- **Required work**: For this exercise, copy out each line of the material below that includes "land".

- **Data**:
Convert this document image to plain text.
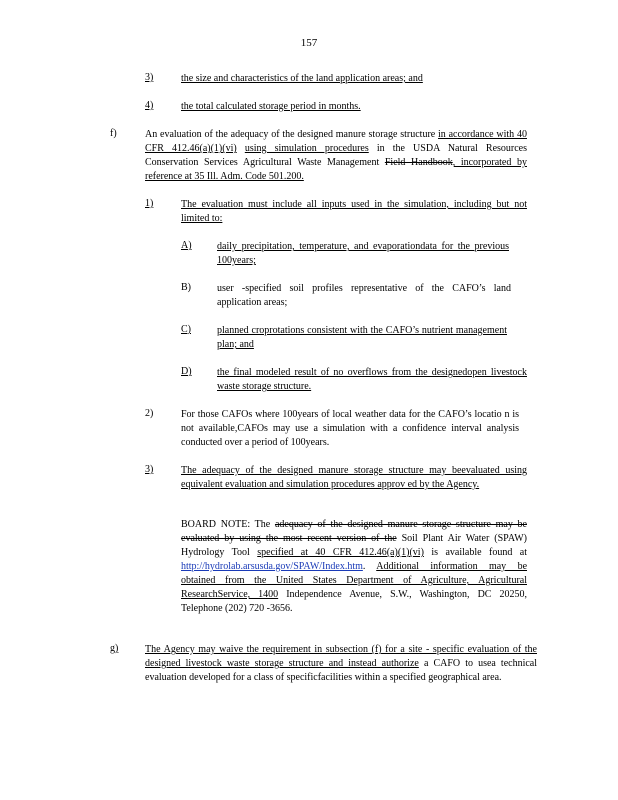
157
3)	the size and characteristics of the land application areas; and
4)	the total calculated storage period in months.
f)	An evaluation of the adequacy of the designed manure storage structure in accordance with 40 CFR 412.46(a)(1)(vi) using simulation procedures in the USDA Natural Resources Conservation Services Agricultural Waste Management Field Handbook, incorporated by reference at 35 Ill. Adm. Code 501.200.
1)	The evaluation must include all inputs used in the simulation, including but not limited to:
A)	daily precipitation, temperature, and evaporationdata for the previous 100years;
B)	user -specified soil profiles representative of the CAFO’s land application areas;
C)	planned croprotations consistent with the CAFO’s nutrient management plan; and
D)	the final modeled result of no overflows from the designedopen livestock waste storage structure.
2)	For those CAFOs where 100years of local weather data for the CAFO’s locatio n is not available,CAFOs may use a simulation with a confidence interval analysis conducted over a period of 100years.
3)	The adequacy of the designed manure storage structure may beevaluated using equivalent evaluation and simulation procedures approv ed by the Agency.
BOARD NOTE: The adequacy of the designed manure storage structure may be evaluated by using the most recent version of the Soil Plant Air Water (SPAW) Hydrology Tool specified at 40 CFR 412.46(a)(1)(vi) is available found at http://hydrolab.arsusda.gov/SPAW/Index.htm. Additional information may be obtained from the United States Department of Agriculture, Agricultural ResearchService, 1400 Independence Avenue, S.W., Washington, DC 20250, Telephone (202) 720 -3656.
g)	The Agency may waive the requirement in subsection (f) for a site - specific evaluation of the designed livestock waste storage structure and instead authorize a CAFO to usea technical evaluation developed for a class of specificfacilities within a specified geographical area.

- **Solved exercise**:
3)	the size and characteristics of the land application areas; and
B)	user -specified soil profiles representative of the CAFO’s land application areas;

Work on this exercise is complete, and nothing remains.